======== DATA PROVIDED ========

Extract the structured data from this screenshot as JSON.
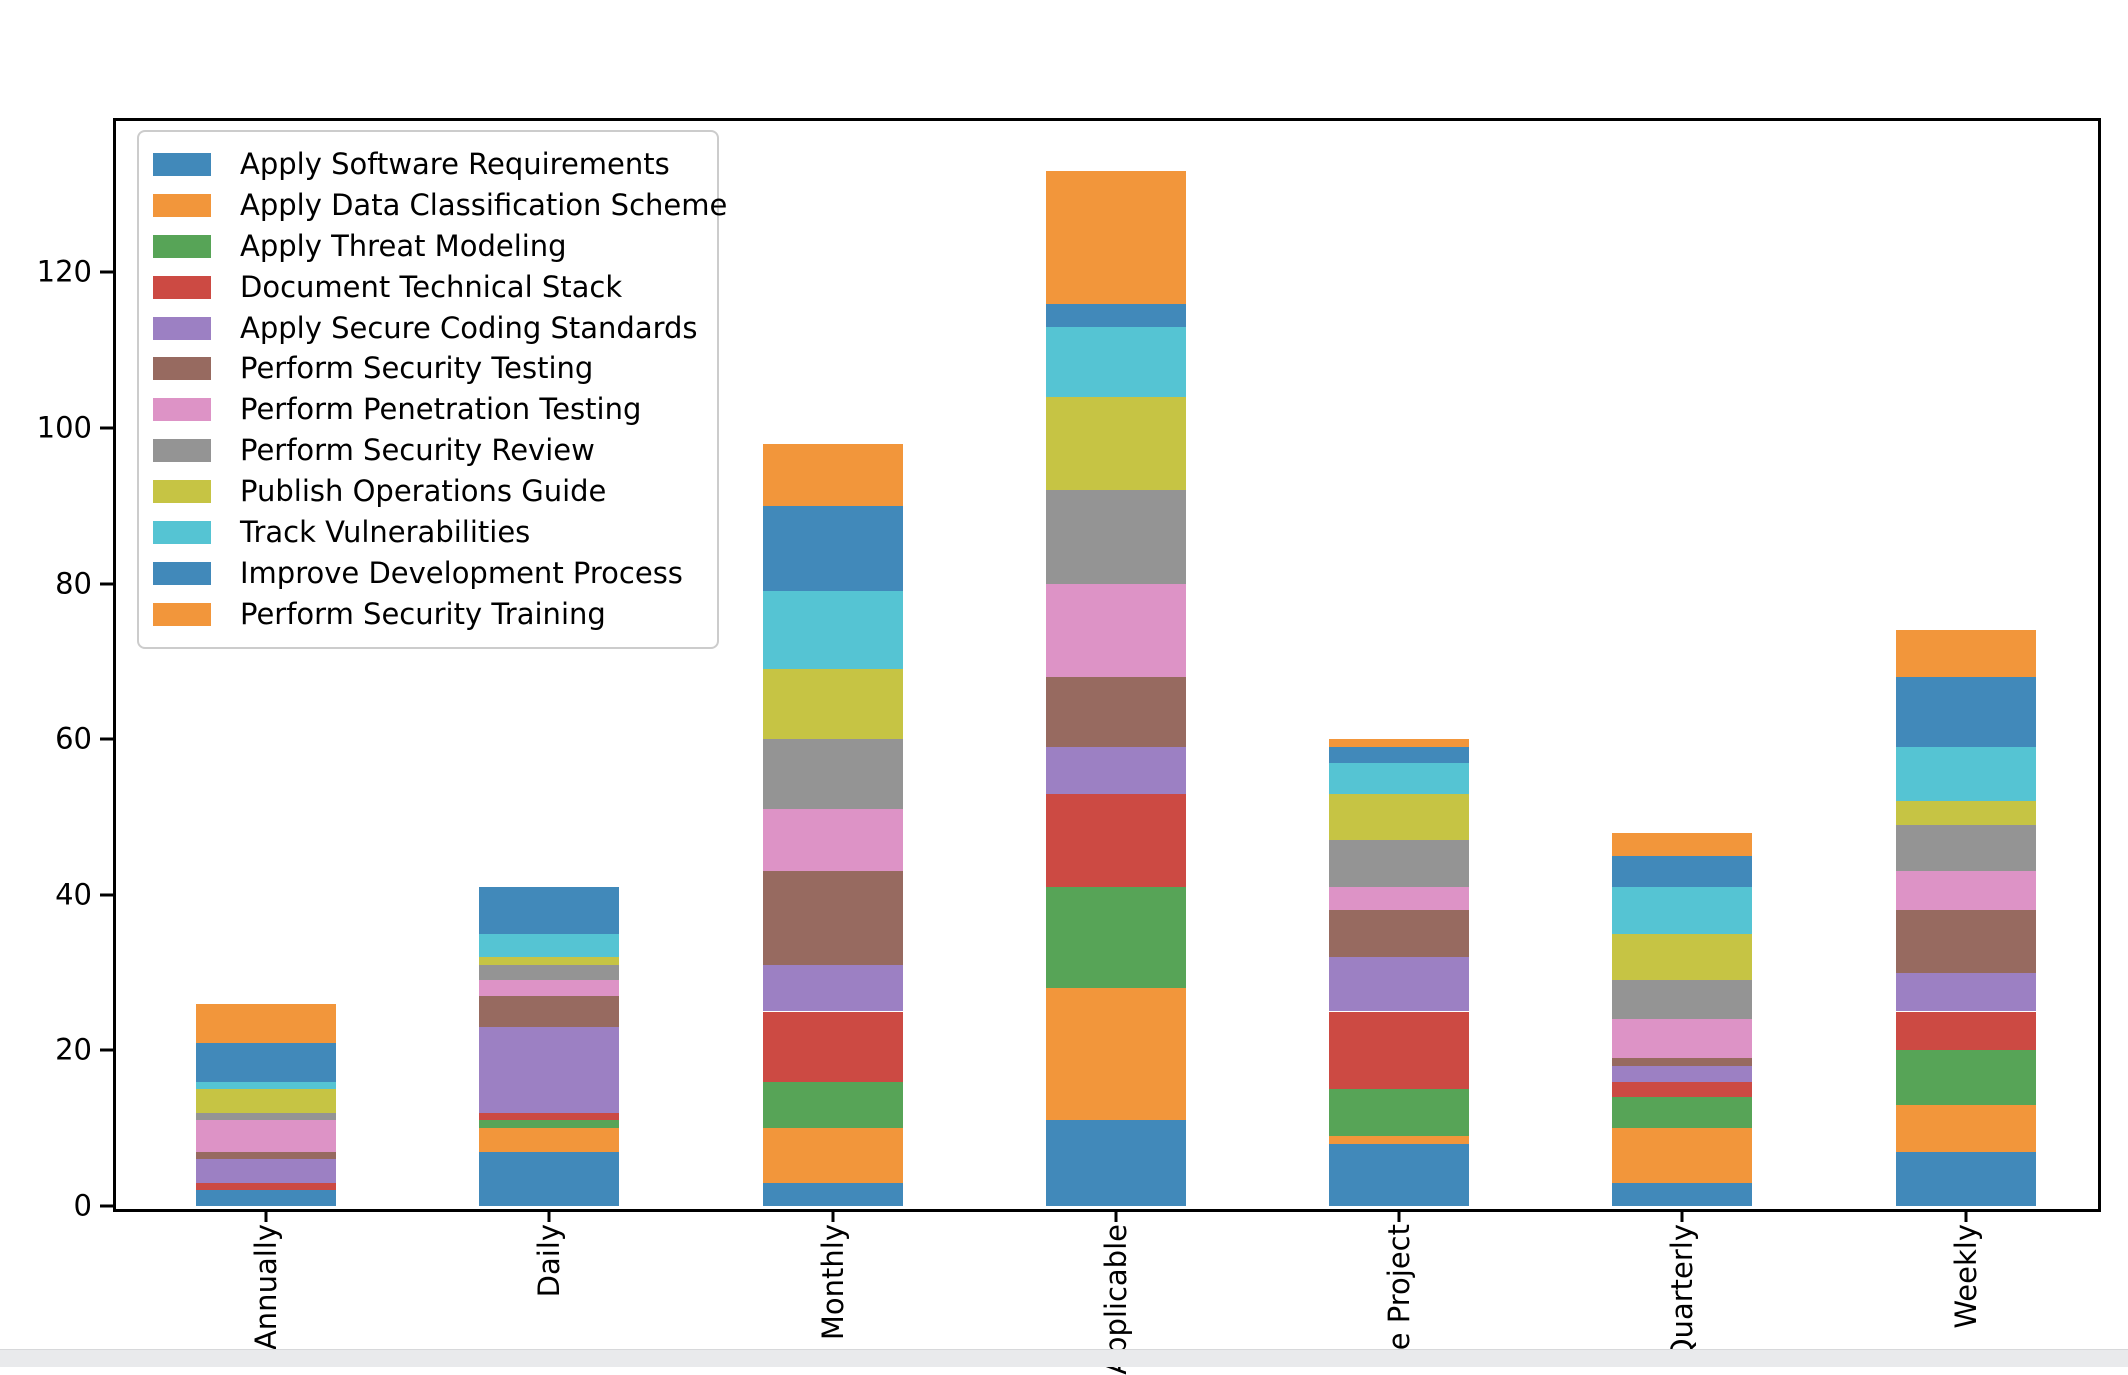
{
  "chart_data": {
    "type": "bar",
    "stacked": true,
    "title": "",
    "xlabel": "",
    "ylabel": "",
    "grid": false,
    "legend_position": "upper left",
    "categories": [
      "Annually",
      "Daily",
      "Monthly",
      "Applicable",
      "he Project",
      "Quarterly",
      "Weekly"
    ],
    "series": [
      {
        "name": "Apply Software Requirements",
        "color": "#4189ba",
        "values": [
          2,
          7,
          3,
          11,
          8,
          3,
          7
        ]
      },
      {
        "name": "Apply Data Classification Scheme",
        "color": "#f2963b",
        "values": [
          0,
          3,
          7,
          17,
          1,
          7,
          6
        ]
      },
      {
        "name": "Apply Threat Modeling",
        "color": "#57a457",
        "values": [
          0,
          1,
          6,
          13,
          6,
          4,
          7
        ]
      },
      {
        "name": "Document Technical Stack",
        "color": "#cc4a43",
        "values": [
          1,
          1,
          9,
          12,
          10,
          2,
          5
        ]
      },
      {
        "name": "Apply Secure Coding Standards",
        "color": "#9c80c3",
        "values": [
          3,
          11,
          6,
          6,
          7,
          2,
          5
        ]
      },
      {
        "name": "Perform Security Testing",
        "color": "#976a60",
        "values": [
          1,
          4,
          12,
          9,
          6,
          1,
          8
        ]
      },
      {
        "name": "Perform Penetration Testing",
        "color": "#dd93c6",
        "values": [
          4,
          2,
          8,
          12,
          3,
          5,
          5
        ]
      },
      {
        "name": "Perform Security Review",
        "color": "#949494",
        "values": [
          1,
          2,
          9,
          12,
          6,
          5,
          6
        ]
      },
      {
        "name": "Publish Operations Guide",
        "color": "#c6c444",
        "values": [
          3,
          1,
          9,
          12,
          6,
          6,
          3
        ]
      },
      {
        "name": "Track Vulnerabilities",
        "color": "#55c4d3",
        "values": [
          1,
          3,
          10,
          9,
          4,
          6,
          7
        ]
      },
      {
        "name": "Improve Development Process",
        "color": "#4189ba",
        "values": [
          5,
          6,
          11,
          3,
          2,
          4,
          9
        ]
      },
      {
        "name": "Perform Security Training",
        "color": "#f2963b",
        "values": [
          5,
          0,
          8,
          17,
          1,
          3,
          6
        ]
      }
    ],
    "totals": [
      26,
      41,
      98,
      133,
      60,
      48,
      74
    ],
    "y_ticks": [
      0,
      20,
      40,
      60,
      80,
      100,
      120
    ],
    "ylim": [
      0,
      139.8
    ],
    "axis_color": "#000000",
    "legend_border_color": "#cccccc"
  }
}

========

Say how many lines in the entries contain the string "name", and leave out everything else.

12